## SELECTED PASSAGE
|---|

## Linear regression, L2 regularization

charbsj
Posts: 7
Joined: Sun Jan 20, 2019 1:55 pm

### Linear regression, L2 regularization

I am following the class on “deep learning prerequisite: linear regression with Python” taught by lazyprogrammer. Link: https://stackskills.com/courses/105513/lectures/2503518

I get confused by the L2 regularization theory

It says to add lambda times w^2 to the cost function. This does not make much sense to me.
1) I interpret this as penalizing the answer in a way to reduce the weight of the linear regression. Is my understanding correct?

I see how it works when the outliers have higher y values than what the “good dataset” suggests.

2) But what if the outlier points have y values lower than what the “good data set” suggests. Penalizing for high weights ( or coefficients) would actually be counter productive. Am I right?

3) Or maybe, more realistically, what if the dimensionality of the problem is large, making it impossible to ‘easily’ see what points are outliers?

4) Also, there was no discussion of how to choose lambda. Is a trial and error method used to define lambda?

I guess this whole L2 regularization theory class did not make sense to me.

Thank you

lazyprogrammer
Posts: 14
Joined: Sat Jul 28, 2018 3:46 am

### Re: Linear regression, L2 regularization

charbsj wrote:
Sun Jan 20, 2019 2:01 pm
1) I interpret this as penalizing the answer in a way to reduce the weight of the linear regression. Is my understanding correct?
Not really. You are penalizing large weights.

charbsj wrote:
Sun Jan 20, 2019 2:01 pm
2) But what if the outlier points have y values lower than what the “good data set” suggests. Penalizing for high weights ( or coefficients) would actually be counter productive. Am I right?

3) Or maybe, more realistically, what if the dimensionality of the problem is large, making it impossible to ‘easily’ see what points are outliers?
Your data should be normalized to begin with so you can't doctor your data to put the outliers at zero and the true data somewhere else.

charbsj wrote:
Sun Jan 20, 2019 2:01 pm
4) Also, there was no discussion of how to choose lambda. Is a trial and error method used to define lambda?
Yes, normally you would use methods such as cross-validation and grid search or random search. E.g. https://scikit-learn.org/stable/modules ... rchCV.html

charbsj
Posts: 7
Joined: Sun Jan 20, 2019 1:55 pm

### Re: Linear regression, L2 regularization

Your data should be normalized to begin with so you can't doctor your data to put the outliers at zero and the true data somewhere else
.

Do I do that by doing, for each feature/column, an element by element operation
- substract the feature mean
- divide by the feature standard deviation?

I assume the first column remains a column of one (for the bias term)

lazyprogrammer
Posts: 14
Joined: Sat Jul 28, 2018 3:46 am

### Re: Linear regression, L2 regularization

Right

charbsj
Posts: 7
Joined: Sun Jan 20, 2019 1:55 pm

### Re: Linear regression, L2 regularization

I still can not achieve the same results.
I still fundamentally do not understand how this L2 technique is not just about flattening the slope either

Pragmatically, I have a few questions:
- the video on coding the L2 technique does not go through any normalization of the data. I thought this was needed
- do you only normalize the X of each feature or do you also normalize the Y
- any resources on why the L2 technique is not flattening the curve but help ignore the outliers?

|---|

## DATASET ENTRIES
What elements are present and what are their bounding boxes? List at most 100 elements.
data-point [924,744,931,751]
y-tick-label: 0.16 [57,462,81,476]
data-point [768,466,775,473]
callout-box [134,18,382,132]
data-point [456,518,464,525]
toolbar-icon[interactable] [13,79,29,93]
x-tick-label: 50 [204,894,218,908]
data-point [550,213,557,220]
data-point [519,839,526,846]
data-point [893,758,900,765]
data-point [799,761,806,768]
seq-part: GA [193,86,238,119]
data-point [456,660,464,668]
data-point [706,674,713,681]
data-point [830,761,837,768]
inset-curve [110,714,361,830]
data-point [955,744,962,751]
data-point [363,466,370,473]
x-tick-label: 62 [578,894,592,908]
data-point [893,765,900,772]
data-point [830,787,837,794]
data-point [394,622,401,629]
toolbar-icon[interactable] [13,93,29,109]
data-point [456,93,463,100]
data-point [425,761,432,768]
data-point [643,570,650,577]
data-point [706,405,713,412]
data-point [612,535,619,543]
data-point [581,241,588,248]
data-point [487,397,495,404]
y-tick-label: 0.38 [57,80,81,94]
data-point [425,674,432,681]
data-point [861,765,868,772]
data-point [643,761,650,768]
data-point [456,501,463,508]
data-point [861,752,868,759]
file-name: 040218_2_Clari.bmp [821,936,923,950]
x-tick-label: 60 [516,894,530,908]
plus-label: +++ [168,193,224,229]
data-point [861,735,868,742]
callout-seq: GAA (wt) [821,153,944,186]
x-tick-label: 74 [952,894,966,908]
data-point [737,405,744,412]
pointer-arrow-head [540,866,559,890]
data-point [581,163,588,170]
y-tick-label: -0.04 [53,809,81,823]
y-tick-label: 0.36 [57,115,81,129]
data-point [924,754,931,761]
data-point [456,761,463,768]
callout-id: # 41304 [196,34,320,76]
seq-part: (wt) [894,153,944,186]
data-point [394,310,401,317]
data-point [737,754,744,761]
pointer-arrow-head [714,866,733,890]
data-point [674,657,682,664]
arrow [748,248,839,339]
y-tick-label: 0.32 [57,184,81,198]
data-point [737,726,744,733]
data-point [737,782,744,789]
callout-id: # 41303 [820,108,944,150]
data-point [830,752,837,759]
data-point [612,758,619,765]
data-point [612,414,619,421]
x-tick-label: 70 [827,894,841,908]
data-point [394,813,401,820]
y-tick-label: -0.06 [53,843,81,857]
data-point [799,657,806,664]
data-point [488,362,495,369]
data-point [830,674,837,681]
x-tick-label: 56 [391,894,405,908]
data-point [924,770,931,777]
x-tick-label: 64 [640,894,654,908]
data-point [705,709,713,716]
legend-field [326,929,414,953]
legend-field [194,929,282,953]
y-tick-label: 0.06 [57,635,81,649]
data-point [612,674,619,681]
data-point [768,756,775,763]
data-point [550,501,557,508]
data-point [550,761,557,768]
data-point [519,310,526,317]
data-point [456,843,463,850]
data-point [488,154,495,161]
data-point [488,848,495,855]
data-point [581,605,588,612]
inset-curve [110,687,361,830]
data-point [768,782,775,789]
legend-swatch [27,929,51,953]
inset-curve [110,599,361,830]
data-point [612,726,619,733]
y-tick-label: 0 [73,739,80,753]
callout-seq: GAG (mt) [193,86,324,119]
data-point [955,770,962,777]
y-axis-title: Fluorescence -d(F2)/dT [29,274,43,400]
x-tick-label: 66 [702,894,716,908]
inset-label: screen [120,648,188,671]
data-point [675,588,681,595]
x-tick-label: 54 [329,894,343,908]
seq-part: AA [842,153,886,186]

|---|

## EXERCISE TASK 1
Using the L2 regularization thread, decide whether each statement agrees with it. Answer yes or no for each and quote the words from the thread that settle it.
(a) The course instructor says lambda is normally chosen with methods such as cross-validation and grid search or random search.
(b) The course instructor confirms that adding the penalty means reducing the weight of the linear regression.
(c) According to the student's last post, the video on coding the L2 technique normalizes the data.
## EXERCISE TASK 2
Reproduce the L2 regularization thread from "I guess this" to "penalizing large weights.".

## FULL OUTPUT 1
(a) Yes: "Yes, normally you would use methods such as cross-validation and grid search or random search."
(b) No: "Not really. You are penalizing large weights."
(c) No: "the video on coding the L2 technique does not go through any normalization of the data"

## FULL OUTPUT 2
I guess this whole L2 regularization theory class did not make sense to me.

Thank you

lazyprogrammer
Posts: 14
Joined: Sat Jul 28, 2018 3:46 am

### Re: Linear regression, L2 regularization

charbsj wrote:
Sun Jan 20, 2019 2:01 pm
1) I interpret this as penalizing the answer in a way to reduce the weight of the linear regression. Is my understanding correct?
Not really. You are penalizing large weights.